Only the number is wanted: how many lines of these entries contain the word "panel"?

Extracts from a graphics dataset »
####
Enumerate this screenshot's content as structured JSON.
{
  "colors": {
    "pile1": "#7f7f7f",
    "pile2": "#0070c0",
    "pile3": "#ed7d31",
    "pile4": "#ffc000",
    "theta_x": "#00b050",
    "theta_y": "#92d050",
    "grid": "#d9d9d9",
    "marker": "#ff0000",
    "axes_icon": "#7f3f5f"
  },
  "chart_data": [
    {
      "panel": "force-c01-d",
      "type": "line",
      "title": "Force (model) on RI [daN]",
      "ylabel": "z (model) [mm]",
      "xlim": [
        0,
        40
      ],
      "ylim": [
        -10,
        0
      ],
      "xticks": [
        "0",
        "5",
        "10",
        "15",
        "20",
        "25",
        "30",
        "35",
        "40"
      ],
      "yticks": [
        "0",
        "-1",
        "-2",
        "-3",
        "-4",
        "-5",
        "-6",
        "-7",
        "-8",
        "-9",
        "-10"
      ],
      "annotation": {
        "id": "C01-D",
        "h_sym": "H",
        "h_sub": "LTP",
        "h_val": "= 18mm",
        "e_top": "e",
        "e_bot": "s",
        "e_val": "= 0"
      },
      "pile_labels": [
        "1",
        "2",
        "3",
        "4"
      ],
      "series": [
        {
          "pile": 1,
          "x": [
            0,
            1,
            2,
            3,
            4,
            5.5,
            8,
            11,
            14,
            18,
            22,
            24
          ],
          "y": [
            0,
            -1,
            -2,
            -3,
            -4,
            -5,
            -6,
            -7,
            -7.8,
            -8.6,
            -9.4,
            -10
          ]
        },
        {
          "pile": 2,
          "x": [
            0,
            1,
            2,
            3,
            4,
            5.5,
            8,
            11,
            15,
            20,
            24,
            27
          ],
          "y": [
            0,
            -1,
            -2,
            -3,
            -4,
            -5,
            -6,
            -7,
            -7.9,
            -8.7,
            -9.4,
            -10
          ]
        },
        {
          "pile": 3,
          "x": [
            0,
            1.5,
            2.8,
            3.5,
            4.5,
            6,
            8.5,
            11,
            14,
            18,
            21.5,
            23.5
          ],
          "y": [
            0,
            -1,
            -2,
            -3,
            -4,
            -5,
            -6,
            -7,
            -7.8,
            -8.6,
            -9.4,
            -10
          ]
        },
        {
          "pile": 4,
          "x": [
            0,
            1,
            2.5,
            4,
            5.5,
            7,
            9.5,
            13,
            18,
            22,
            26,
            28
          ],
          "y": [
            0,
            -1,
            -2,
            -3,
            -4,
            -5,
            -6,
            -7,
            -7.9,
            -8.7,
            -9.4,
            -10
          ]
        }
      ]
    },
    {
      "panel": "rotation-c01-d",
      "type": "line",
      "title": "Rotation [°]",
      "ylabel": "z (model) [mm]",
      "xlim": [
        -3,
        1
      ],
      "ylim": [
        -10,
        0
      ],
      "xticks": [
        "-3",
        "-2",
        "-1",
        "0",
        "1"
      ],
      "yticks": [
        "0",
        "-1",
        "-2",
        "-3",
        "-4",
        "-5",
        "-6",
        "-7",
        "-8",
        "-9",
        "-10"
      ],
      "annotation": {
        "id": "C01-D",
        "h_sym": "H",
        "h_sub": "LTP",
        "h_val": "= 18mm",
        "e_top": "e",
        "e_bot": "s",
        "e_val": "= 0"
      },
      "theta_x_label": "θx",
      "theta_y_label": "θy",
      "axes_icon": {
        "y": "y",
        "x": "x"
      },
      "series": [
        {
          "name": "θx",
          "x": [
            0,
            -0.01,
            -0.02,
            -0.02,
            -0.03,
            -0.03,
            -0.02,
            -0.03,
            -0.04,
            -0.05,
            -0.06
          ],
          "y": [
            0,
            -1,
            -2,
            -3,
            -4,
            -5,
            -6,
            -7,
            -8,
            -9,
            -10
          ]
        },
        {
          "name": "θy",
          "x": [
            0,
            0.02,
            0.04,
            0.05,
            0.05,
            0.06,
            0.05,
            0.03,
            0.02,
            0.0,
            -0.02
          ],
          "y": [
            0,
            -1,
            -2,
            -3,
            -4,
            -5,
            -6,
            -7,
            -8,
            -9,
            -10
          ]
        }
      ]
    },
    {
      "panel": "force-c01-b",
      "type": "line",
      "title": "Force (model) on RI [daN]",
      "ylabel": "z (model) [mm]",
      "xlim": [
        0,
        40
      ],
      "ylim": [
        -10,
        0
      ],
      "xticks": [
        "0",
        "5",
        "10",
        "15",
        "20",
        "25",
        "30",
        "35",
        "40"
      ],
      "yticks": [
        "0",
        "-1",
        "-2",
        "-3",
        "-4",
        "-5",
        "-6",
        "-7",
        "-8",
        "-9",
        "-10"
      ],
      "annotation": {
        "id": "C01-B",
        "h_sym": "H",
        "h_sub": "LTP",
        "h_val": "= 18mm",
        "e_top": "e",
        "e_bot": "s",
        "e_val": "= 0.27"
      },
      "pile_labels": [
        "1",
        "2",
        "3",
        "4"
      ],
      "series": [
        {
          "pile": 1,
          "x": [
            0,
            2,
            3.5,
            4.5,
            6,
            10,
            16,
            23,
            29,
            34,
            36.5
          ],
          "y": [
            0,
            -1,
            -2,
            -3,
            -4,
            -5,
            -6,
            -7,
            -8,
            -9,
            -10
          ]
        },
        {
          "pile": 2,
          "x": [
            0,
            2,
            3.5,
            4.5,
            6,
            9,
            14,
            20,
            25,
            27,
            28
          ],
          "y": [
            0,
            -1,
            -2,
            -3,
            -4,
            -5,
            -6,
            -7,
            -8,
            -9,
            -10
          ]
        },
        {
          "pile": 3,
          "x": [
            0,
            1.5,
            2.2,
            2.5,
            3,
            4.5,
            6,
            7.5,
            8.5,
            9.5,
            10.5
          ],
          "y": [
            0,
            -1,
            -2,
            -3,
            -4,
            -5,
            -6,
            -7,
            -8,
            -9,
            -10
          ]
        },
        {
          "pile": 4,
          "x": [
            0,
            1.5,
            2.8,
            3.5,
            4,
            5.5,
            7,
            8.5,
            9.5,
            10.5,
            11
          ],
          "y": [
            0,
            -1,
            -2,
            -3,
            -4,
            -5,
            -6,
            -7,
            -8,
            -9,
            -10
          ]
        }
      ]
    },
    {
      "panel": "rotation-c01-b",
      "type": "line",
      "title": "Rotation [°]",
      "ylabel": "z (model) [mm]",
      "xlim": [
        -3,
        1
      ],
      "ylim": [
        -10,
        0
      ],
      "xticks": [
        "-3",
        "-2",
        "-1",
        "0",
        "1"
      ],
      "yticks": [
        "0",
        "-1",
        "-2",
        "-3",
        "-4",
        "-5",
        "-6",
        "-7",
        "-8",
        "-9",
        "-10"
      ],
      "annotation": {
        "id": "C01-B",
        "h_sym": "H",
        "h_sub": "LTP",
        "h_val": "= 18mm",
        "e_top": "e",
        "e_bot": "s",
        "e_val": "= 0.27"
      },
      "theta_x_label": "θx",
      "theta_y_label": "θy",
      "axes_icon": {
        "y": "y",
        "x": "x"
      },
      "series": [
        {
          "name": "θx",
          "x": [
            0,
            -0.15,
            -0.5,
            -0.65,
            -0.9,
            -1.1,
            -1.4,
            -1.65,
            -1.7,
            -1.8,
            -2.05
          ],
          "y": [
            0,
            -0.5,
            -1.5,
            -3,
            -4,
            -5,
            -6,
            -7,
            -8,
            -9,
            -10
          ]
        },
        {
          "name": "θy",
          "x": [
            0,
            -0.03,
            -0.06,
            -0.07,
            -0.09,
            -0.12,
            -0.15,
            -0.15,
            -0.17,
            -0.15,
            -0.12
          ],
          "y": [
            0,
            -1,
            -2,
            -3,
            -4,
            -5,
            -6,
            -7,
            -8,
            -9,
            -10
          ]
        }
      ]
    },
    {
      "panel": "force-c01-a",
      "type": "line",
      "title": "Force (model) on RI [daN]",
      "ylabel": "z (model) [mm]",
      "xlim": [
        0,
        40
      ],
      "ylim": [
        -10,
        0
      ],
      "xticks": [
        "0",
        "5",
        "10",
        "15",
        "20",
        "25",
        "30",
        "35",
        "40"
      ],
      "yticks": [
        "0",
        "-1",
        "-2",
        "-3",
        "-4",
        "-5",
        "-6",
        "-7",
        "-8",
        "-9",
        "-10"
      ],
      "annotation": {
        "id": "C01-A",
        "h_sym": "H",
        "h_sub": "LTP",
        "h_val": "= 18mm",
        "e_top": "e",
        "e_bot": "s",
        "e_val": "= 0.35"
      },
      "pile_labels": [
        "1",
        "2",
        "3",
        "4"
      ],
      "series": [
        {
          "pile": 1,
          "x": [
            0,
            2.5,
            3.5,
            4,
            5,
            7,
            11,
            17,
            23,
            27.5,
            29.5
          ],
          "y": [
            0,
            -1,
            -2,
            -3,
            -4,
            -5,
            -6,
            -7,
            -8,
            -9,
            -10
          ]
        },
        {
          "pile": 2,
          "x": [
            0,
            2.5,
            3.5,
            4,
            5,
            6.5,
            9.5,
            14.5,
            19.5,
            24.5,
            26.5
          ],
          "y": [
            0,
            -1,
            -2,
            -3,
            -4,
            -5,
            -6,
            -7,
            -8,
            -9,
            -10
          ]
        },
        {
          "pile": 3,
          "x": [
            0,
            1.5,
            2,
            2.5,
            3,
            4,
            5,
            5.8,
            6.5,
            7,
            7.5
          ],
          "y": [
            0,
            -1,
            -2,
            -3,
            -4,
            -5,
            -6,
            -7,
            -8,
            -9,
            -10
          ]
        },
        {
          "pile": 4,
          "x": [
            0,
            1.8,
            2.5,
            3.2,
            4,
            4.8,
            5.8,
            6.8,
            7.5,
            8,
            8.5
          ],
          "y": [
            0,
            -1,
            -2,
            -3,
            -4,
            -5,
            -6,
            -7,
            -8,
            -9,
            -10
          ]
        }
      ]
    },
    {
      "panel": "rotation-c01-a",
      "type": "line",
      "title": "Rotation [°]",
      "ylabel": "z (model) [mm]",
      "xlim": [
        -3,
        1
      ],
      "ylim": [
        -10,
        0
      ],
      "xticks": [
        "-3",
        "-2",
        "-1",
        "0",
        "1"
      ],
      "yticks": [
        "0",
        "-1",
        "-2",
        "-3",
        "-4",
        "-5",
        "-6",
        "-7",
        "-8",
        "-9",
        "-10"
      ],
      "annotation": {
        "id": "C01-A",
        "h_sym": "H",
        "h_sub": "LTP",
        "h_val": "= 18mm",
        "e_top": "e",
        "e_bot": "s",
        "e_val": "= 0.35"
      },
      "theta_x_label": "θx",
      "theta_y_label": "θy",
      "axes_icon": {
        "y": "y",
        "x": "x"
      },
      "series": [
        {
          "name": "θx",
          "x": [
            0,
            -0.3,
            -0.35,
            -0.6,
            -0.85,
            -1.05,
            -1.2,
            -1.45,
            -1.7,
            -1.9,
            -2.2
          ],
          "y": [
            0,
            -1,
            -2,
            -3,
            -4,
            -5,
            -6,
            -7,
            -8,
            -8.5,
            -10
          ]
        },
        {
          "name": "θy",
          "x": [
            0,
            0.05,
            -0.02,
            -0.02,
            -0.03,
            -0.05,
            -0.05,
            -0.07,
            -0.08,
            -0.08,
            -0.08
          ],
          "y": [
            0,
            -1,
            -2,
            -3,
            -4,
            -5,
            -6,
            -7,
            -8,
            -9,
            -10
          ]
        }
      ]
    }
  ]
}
####
Response for this exercise » 6